= Required work =
Reproduce the records below in full and word for word, excluding pictures.

* Start Material for this exercise *

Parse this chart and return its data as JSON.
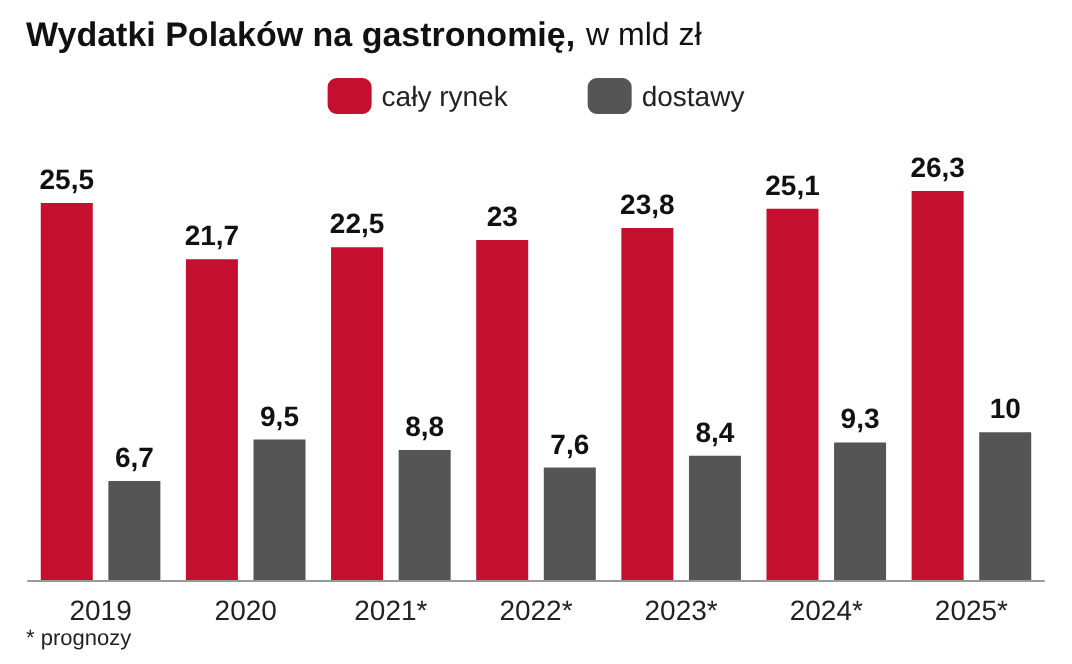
{
  "chart_data": {
    "type": "bar",
    "title": "Wydatki Polaków na gastronomię,",
    "subtitle": "w mld zł",
    "categories": [
      "2019",
      "2020",
      "2021*",
      "2022*",
      "2023*",
      "2024*",
      "2025*"
    ],
    "series": [
      {
        "name": "cały rynek",
        "color": "#c40f2f",
        "values": [
          25.5,
          21.7,
          22.5,
          23,
          23.8,
          25.1,
          26.3
        ],
        "value_labels": [
          "25,5",
          "21,7",
          "22,5",
          "23",
          "23,8",
          "25,1",
          "26,3"
        ]
      },
      {
        "name": "dostawy",
        "color": "#555555",
        "values": [
          6.7,
          9.5,
          8.8,
          7.6,
          8.4,
          9.3,
          10
        ],
        "value_labels": [
          "6,7",
          "9,5",
          "8,8",
          "7,6",
          "8,4",
          "9,3",
          "10"
        ]
      }
    ],
    "legend": "top",
    "grid": false,
    "annotations": [
      "* prognozy"
    ]
  }
}
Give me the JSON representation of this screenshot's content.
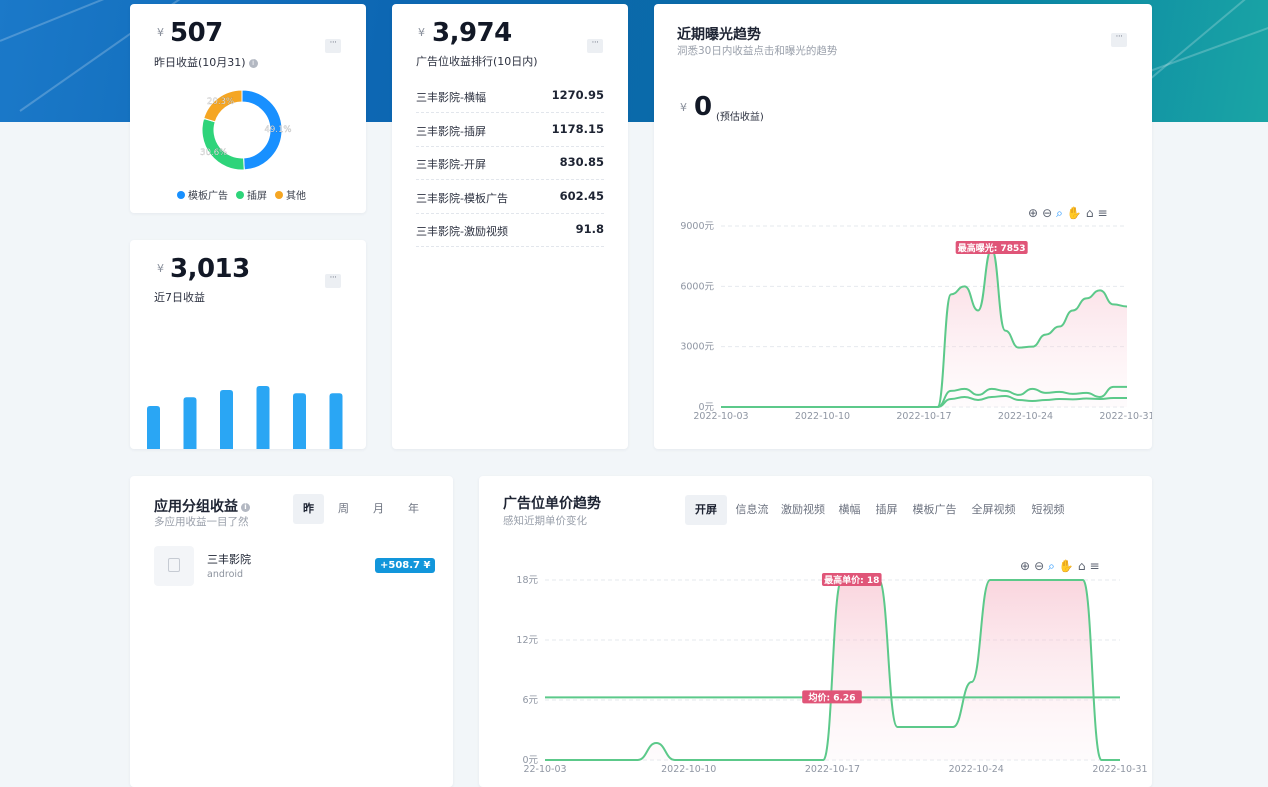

* End Material for this exercise *

= Final result =
Parse this chart and return its data as JSON.
{
  "chart_data": {
    "type": "bar",
    "title": "Wydatki Polaków na gastronomię,",
    "subtitle": "w mld zł",
    "categories": [
      "2019",
      "2020",
      "2021*",
      "2022*",
      "2023*",
      "2024*",
      "2025*"
    ],
    "series": [
      {
        "name": "cały rynek",
        "color": "#c40f2f",
        "values": [
          25.5,
          21.7,
          22.5,
          23,
          23.8,
          25.1,
          26.3
        ],
        "value_labels": [
          "25,5",
          "21,7",
          "22,5",
          "23",
          "23,8",
          "25,1",
          "26,3"
        ]
      },
      {
        "name": "dostawy",
        "color": "#555555",
        "values": [
          6.7,
          9.5,
          8.8,
          7.6,
          8.4,
          9.3,
          10
        ],
        "value_labels": [
          "6,7",
          "9,5",
          "8,8",
          "7,6",
          "8,4",
          "9,3",
          "10"
        ]
      }
    ],
    "legend": "top",
    "grid": false,
    "annotations": [
      "* prognozy"
    ]
  }
}
Give me the JSON representation of this screenshot's content.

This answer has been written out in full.